> _THE PROBLEM_
Locate each line with the string "name" in the listing below and copy it.

> _ENTRIES PROVIDED_
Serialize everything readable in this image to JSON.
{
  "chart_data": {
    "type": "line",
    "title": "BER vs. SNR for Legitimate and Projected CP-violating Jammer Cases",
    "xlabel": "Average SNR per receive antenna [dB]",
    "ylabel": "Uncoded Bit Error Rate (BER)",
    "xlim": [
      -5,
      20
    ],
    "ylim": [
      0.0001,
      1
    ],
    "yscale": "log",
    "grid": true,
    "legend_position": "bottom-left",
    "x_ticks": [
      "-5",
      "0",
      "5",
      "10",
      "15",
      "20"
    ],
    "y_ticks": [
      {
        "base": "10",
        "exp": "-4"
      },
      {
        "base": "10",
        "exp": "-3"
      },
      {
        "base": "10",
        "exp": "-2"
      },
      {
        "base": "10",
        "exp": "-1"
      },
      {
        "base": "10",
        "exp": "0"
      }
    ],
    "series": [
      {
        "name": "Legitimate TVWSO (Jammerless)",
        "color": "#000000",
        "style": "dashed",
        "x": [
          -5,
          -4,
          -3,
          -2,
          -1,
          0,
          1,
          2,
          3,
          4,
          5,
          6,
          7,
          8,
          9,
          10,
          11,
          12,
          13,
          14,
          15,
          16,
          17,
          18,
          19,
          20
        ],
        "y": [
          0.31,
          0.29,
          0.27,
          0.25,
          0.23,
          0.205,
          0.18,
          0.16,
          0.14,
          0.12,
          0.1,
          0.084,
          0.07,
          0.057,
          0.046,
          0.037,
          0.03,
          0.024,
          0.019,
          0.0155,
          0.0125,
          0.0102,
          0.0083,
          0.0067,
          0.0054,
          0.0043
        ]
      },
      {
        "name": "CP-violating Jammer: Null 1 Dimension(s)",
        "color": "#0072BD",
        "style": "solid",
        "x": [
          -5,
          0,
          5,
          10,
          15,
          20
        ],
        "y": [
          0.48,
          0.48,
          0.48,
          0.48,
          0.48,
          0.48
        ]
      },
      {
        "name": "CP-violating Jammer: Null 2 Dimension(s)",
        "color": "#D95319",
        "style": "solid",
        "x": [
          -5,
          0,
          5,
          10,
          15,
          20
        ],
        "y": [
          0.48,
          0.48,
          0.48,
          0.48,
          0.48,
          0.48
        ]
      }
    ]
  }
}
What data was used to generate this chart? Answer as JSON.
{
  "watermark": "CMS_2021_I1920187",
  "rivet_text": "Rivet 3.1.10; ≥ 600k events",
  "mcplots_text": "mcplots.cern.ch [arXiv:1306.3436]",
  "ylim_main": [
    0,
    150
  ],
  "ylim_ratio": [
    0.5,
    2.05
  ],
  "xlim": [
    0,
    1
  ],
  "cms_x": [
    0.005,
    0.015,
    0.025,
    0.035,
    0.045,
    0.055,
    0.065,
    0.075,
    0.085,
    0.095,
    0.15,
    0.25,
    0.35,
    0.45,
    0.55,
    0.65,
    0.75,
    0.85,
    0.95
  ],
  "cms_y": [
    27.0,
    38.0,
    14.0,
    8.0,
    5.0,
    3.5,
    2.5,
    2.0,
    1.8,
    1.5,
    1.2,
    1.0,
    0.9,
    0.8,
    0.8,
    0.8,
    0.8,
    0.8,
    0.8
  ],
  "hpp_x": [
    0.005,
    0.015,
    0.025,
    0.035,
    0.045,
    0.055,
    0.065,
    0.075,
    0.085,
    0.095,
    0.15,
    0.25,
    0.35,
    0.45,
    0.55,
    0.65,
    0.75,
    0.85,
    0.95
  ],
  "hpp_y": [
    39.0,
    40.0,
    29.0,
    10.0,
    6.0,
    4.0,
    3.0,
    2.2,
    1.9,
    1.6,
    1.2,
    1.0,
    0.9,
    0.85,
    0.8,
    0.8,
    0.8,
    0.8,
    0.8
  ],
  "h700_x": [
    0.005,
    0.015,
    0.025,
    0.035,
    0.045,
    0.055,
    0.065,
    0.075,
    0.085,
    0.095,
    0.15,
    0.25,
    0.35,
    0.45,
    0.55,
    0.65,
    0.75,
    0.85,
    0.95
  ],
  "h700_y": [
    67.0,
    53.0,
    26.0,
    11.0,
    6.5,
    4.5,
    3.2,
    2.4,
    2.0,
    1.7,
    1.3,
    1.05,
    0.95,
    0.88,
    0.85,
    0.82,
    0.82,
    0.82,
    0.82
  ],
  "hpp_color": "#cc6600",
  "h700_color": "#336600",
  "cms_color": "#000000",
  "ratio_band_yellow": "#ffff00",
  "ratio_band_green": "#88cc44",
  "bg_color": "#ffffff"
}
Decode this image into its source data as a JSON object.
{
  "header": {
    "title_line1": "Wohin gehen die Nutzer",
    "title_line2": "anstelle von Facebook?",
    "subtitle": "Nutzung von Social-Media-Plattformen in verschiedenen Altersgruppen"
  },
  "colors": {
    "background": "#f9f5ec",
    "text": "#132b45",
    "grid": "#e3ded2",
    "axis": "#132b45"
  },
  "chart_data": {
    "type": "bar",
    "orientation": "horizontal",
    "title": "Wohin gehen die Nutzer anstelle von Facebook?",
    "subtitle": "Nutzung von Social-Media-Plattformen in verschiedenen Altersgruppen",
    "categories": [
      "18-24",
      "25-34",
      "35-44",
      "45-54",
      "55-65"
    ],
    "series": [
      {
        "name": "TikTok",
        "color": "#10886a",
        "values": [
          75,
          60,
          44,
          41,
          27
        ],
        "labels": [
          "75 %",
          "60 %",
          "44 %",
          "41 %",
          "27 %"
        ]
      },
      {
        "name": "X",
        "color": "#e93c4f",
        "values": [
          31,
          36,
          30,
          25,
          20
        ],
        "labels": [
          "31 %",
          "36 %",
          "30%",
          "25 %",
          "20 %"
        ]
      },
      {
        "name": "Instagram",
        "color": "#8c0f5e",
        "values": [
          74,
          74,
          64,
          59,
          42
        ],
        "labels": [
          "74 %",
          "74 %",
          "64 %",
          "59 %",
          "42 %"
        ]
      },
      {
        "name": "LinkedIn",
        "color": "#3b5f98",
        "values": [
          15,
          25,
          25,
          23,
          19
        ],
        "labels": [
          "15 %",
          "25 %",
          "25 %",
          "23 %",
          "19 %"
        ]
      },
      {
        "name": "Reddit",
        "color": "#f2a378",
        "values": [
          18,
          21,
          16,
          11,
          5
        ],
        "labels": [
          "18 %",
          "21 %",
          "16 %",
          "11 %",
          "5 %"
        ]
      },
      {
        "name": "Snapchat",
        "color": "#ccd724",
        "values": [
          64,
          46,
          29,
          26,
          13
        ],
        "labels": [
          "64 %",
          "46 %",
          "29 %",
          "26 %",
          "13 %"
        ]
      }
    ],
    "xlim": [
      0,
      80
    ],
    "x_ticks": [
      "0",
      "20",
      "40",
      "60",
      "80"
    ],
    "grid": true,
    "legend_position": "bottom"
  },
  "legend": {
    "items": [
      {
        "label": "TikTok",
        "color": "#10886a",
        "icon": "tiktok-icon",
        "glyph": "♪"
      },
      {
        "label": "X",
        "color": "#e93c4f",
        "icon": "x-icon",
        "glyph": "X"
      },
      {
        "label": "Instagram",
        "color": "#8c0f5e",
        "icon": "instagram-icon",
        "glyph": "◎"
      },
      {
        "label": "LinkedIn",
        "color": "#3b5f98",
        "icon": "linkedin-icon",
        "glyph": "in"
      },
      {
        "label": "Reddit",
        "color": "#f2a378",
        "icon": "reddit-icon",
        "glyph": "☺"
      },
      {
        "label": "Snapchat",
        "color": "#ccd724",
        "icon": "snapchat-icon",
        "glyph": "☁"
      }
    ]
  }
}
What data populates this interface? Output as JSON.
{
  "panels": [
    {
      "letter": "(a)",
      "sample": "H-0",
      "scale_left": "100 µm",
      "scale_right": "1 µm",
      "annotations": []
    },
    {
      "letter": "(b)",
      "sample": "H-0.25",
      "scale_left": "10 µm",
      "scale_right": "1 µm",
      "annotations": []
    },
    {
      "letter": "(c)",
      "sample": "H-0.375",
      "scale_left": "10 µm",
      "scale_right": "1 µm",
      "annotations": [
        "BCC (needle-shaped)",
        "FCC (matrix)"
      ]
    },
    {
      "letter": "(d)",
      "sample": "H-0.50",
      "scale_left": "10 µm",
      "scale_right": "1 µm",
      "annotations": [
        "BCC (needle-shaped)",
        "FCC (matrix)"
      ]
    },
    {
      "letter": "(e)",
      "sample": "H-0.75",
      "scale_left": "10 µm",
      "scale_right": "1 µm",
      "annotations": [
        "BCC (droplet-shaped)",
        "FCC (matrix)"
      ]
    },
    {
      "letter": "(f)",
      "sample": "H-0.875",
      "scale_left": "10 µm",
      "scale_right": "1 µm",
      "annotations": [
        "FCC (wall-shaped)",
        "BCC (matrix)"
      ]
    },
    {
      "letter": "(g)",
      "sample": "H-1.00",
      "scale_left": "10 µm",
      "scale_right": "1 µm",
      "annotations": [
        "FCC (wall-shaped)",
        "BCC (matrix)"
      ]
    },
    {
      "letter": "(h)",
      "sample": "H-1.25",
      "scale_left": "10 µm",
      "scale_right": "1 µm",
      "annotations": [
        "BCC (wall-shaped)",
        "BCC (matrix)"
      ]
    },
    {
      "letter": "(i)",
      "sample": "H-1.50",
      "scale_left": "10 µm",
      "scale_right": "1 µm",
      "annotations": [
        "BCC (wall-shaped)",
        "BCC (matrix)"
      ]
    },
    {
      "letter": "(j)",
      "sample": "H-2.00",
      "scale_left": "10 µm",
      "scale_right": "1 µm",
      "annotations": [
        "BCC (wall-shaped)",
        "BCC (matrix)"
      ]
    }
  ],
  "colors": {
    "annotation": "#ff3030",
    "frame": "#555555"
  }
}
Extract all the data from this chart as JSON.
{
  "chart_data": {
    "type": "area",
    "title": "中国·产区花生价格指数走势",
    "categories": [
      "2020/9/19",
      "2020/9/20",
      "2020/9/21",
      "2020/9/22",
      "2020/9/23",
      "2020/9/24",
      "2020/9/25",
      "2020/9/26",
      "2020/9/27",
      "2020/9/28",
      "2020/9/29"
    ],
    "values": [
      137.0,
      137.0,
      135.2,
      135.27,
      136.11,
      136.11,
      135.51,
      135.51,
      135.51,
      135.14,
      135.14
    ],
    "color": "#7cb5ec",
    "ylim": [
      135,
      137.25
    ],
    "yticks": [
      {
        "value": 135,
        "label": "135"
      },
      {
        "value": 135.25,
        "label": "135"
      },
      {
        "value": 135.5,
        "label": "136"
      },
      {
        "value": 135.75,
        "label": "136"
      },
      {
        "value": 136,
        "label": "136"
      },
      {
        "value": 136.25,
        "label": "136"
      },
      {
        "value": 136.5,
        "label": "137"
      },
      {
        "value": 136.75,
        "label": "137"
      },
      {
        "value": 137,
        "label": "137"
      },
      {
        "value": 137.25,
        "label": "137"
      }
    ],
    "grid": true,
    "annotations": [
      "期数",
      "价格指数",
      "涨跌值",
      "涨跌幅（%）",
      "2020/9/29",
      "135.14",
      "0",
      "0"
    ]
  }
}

> _EXERCISE ANSWER_
        "name": "Legitimate TVWSO (Jammerless)",
        "name": "CP-violating Jammer: Null 1 Dimension(s)",
        "name": "CP-violating Jammer: Null 2 Dimension(s)",
        "name": "TikTok",
        "name": "X",
        "name": "Instagram",
        "name": "LinkedIn",
        "name": "Reddit",
        "name": "Snapchat",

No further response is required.